• [The request] Of all the lines here, how many include the string "text"? Answer with the number only.

(Data entries)

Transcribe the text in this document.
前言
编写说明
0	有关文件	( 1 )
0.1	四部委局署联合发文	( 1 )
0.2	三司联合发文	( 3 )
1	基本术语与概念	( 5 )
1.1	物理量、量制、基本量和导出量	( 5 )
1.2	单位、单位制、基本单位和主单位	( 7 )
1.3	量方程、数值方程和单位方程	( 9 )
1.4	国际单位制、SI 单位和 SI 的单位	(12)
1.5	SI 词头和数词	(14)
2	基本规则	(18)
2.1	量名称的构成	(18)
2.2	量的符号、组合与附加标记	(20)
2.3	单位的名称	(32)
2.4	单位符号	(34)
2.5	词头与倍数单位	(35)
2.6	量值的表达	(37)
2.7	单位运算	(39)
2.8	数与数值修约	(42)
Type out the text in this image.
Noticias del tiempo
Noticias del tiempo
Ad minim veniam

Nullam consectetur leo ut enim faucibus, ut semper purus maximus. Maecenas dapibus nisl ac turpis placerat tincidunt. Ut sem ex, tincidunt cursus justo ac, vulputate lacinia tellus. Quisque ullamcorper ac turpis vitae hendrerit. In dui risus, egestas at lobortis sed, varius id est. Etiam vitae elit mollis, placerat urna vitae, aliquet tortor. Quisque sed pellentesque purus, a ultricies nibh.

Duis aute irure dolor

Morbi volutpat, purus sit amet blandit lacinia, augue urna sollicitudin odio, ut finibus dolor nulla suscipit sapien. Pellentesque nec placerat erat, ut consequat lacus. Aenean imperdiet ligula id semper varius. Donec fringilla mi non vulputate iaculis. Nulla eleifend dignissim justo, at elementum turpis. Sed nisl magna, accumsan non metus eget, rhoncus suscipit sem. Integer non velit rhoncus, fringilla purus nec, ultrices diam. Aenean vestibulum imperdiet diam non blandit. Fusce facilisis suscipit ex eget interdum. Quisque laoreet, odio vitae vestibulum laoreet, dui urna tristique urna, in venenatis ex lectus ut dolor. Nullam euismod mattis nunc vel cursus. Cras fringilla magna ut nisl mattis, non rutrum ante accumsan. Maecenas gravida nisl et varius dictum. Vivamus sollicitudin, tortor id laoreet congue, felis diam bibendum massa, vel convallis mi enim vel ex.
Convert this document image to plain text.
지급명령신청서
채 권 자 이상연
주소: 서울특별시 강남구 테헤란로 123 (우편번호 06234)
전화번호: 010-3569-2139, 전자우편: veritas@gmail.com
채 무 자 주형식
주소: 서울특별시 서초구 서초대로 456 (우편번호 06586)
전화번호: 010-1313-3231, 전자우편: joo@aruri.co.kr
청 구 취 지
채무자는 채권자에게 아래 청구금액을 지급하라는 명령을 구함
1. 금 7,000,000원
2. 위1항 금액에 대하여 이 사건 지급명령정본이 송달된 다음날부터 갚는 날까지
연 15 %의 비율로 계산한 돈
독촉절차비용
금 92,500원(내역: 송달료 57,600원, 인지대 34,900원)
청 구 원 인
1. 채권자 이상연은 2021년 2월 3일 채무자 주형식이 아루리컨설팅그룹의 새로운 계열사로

• [The result] 3